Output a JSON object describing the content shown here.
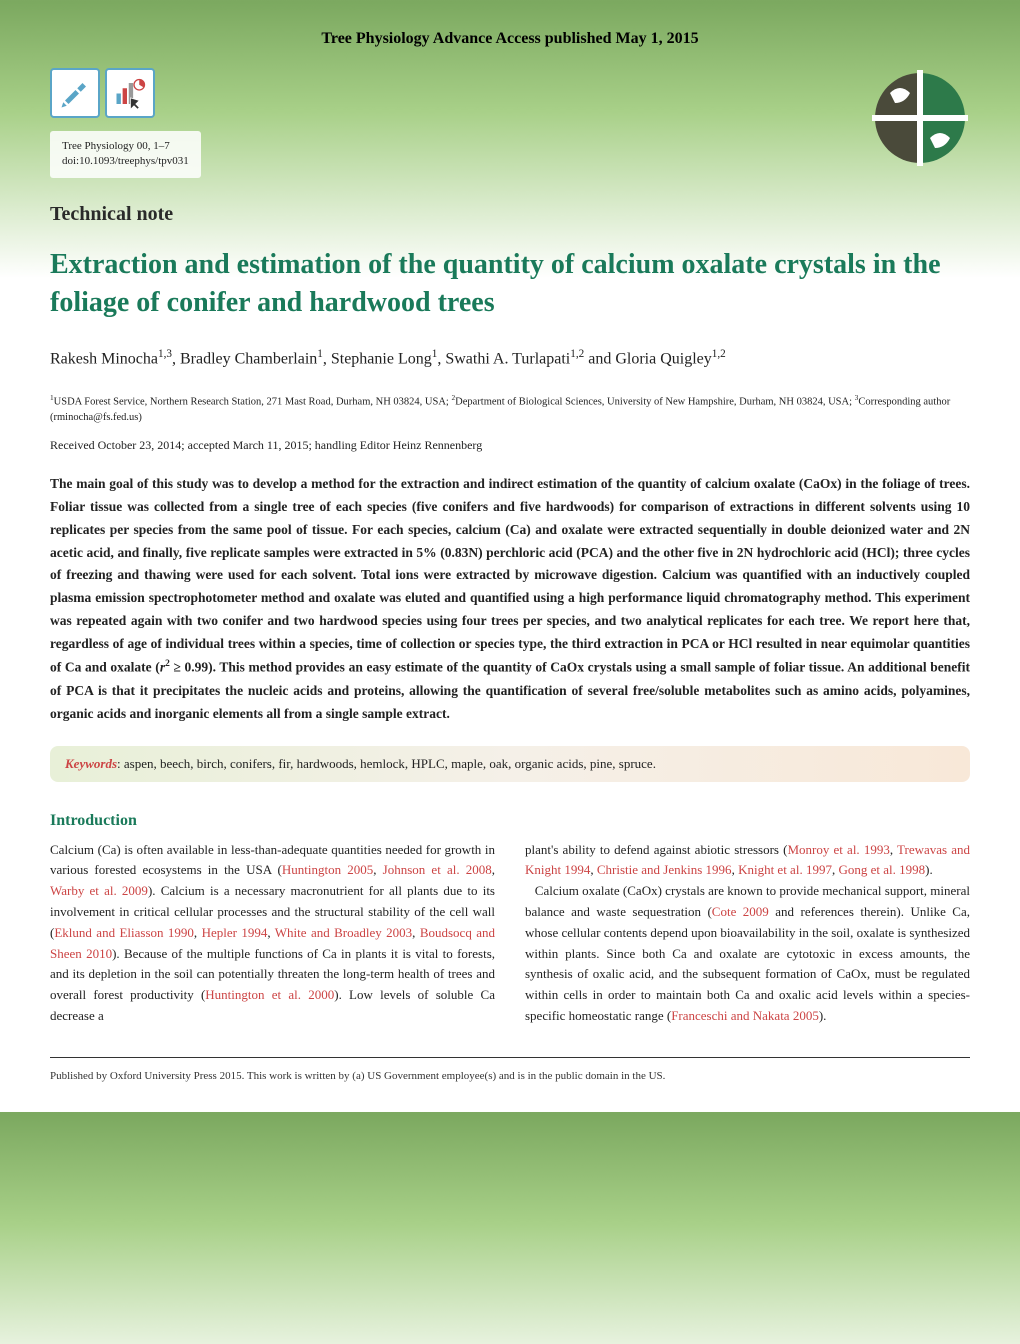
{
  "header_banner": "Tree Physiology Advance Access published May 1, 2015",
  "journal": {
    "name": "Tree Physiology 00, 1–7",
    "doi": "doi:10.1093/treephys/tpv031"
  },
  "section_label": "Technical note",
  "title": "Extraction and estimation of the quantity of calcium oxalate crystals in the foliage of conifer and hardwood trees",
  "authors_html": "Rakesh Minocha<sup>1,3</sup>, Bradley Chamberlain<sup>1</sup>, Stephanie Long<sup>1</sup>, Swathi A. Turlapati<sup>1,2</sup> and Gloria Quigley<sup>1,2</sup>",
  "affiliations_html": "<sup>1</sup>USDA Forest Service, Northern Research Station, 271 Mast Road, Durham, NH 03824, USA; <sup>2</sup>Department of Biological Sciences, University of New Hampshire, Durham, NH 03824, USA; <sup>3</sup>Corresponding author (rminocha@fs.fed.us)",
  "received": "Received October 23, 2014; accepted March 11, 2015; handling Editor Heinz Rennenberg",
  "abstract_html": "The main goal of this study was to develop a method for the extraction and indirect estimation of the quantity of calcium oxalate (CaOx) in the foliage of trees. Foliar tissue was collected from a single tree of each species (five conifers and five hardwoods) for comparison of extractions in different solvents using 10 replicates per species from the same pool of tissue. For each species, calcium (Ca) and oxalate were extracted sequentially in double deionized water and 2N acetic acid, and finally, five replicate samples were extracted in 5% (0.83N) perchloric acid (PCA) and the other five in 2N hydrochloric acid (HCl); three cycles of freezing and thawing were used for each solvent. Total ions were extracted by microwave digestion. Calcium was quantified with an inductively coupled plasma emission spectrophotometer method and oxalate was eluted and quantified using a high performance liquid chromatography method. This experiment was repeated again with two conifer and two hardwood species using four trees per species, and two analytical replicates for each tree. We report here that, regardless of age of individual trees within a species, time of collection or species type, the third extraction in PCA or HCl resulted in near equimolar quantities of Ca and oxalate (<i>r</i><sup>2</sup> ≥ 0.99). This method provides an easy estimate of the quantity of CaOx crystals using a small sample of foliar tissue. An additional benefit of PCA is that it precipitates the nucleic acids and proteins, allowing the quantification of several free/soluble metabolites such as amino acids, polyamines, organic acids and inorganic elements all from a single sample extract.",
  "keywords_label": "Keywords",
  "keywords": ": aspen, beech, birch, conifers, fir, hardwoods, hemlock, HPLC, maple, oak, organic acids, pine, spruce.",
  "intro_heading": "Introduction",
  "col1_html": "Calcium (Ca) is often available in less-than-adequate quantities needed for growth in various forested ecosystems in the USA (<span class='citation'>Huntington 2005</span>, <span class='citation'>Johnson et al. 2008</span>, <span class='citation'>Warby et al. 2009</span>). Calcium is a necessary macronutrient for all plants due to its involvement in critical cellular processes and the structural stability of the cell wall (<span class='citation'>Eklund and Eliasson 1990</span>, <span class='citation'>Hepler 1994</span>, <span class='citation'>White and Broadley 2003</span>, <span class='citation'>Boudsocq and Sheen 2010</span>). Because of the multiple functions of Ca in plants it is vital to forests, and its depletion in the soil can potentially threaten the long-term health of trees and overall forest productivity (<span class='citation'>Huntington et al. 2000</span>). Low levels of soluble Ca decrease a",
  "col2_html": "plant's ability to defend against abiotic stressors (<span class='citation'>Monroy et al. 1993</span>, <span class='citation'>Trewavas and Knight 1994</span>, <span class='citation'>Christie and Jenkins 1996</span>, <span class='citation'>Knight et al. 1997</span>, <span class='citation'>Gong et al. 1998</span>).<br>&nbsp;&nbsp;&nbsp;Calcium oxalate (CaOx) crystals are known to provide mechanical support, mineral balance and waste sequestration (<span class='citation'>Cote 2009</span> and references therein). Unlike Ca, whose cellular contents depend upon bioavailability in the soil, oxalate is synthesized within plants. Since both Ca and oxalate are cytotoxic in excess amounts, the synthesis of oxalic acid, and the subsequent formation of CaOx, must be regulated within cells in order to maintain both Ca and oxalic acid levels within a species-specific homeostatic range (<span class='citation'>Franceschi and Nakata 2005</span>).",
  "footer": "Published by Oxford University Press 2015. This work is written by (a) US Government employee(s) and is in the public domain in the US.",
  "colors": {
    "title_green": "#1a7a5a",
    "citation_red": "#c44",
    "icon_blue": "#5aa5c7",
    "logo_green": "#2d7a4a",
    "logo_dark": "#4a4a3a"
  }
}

:::::

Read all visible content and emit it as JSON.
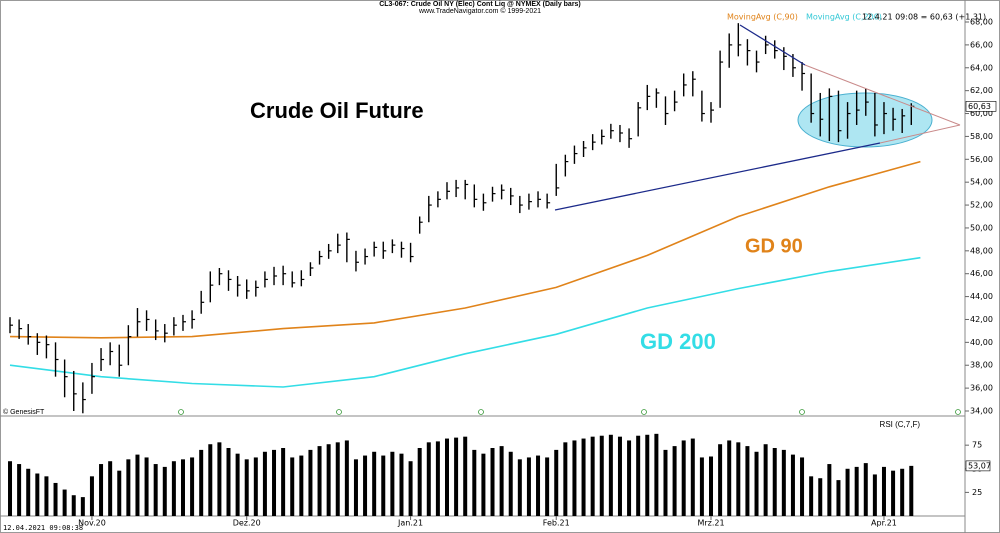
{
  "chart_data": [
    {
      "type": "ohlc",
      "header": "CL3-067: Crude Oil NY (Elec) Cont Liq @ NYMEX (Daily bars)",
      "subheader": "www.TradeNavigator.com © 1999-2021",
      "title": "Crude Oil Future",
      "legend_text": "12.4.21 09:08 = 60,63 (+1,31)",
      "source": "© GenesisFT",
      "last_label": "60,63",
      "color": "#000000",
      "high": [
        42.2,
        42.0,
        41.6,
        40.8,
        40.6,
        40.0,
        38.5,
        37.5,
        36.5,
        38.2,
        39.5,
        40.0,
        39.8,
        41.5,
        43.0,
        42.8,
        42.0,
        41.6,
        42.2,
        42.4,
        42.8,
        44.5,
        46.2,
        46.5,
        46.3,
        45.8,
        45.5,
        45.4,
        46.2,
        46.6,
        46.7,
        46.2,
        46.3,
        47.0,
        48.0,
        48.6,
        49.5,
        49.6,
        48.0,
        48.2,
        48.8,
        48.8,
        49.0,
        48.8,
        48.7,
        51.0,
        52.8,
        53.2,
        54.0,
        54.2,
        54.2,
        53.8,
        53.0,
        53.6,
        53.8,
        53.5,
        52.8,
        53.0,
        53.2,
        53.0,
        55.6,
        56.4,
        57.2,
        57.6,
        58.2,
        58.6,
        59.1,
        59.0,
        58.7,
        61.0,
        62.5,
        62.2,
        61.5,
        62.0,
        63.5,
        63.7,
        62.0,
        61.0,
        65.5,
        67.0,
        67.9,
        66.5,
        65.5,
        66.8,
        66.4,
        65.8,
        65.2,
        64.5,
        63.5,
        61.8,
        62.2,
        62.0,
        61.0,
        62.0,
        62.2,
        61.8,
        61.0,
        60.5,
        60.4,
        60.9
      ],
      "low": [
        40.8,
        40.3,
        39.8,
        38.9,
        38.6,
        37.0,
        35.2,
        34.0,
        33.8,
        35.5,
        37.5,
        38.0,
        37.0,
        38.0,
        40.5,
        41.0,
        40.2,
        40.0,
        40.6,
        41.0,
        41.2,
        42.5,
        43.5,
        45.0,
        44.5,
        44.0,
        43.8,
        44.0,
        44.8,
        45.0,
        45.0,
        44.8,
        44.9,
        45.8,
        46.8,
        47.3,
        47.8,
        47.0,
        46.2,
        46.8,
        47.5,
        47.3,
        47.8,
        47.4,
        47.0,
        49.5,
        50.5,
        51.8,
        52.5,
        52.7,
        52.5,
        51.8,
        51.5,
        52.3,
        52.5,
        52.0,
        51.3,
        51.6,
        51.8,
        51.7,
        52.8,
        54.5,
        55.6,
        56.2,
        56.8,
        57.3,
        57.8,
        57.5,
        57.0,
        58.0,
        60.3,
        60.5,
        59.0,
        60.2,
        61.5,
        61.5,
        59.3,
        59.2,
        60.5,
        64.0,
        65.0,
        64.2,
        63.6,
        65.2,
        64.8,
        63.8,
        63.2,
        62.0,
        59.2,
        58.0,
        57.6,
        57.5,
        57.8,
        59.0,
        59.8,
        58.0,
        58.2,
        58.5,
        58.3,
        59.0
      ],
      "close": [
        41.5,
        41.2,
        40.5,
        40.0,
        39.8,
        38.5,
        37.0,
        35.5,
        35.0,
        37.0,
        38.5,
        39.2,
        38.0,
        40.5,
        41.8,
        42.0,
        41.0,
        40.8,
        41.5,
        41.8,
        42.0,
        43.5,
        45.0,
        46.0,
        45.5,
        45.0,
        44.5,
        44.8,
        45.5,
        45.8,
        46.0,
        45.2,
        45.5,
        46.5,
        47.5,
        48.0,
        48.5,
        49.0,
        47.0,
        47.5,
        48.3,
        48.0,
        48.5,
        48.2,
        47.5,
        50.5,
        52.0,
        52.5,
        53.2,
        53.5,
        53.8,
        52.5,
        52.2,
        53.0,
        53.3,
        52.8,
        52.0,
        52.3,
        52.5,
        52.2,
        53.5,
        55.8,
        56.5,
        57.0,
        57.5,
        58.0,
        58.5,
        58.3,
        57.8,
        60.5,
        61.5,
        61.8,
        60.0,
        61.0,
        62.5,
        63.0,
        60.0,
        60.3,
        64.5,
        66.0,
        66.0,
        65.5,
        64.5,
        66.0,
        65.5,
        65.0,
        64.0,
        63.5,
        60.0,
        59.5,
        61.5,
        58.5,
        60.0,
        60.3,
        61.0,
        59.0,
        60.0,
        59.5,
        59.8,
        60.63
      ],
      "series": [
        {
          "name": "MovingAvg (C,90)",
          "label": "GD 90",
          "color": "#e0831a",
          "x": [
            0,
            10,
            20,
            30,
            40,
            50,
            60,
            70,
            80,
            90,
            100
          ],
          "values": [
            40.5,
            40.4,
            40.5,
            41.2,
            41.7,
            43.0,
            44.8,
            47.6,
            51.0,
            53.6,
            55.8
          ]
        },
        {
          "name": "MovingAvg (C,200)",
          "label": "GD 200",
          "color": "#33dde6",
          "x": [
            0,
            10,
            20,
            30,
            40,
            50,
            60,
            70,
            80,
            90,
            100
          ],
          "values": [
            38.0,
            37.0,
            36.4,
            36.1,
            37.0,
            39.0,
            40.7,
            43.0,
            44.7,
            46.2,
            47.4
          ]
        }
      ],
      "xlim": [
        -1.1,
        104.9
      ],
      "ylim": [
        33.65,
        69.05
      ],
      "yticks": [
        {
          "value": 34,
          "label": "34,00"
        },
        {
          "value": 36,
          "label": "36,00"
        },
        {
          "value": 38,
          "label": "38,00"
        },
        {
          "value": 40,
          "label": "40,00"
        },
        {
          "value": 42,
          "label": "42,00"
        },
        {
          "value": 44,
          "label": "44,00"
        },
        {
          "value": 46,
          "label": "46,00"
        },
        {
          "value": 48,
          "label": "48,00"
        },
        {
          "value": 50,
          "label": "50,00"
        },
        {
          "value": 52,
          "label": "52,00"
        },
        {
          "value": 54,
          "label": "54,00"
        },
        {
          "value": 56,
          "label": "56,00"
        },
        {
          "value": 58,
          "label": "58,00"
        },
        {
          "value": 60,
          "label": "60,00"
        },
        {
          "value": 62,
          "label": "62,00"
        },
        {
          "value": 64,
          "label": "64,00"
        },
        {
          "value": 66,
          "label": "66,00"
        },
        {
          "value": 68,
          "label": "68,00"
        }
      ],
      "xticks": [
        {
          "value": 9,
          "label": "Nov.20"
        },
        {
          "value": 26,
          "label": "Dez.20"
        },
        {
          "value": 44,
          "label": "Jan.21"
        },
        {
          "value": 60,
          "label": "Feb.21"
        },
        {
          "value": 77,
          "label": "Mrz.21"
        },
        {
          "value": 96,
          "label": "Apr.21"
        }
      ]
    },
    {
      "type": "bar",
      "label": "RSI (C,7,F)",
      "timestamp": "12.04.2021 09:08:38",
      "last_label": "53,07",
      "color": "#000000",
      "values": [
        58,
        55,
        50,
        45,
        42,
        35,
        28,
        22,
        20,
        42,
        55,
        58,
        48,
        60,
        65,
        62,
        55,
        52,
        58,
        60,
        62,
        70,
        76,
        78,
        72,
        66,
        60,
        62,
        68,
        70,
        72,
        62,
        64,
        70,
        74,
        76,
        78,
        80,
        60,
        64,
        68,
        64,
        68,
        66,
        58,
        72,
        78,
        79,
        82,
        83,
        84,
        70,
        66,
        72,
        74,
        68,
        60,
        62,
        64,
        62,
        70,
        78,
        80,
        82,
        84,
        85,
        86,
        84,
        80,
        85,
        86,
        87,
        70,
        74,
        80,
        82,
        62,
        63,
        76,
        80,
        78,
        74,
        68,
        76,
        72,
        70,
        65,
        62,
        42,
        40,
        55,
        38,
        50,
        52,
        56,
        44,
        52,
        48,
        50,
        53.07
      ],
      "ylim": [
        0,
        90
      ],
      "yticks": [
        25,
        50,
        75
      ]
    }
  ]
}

:::::

▶ About this task:
A copy of each line above that holds the word "MovingAvg" is the expected answer.

▶ Solution for this task:
          "name": "MovingAvg (C,90)",
          "name": "MovingAvg (C,200)",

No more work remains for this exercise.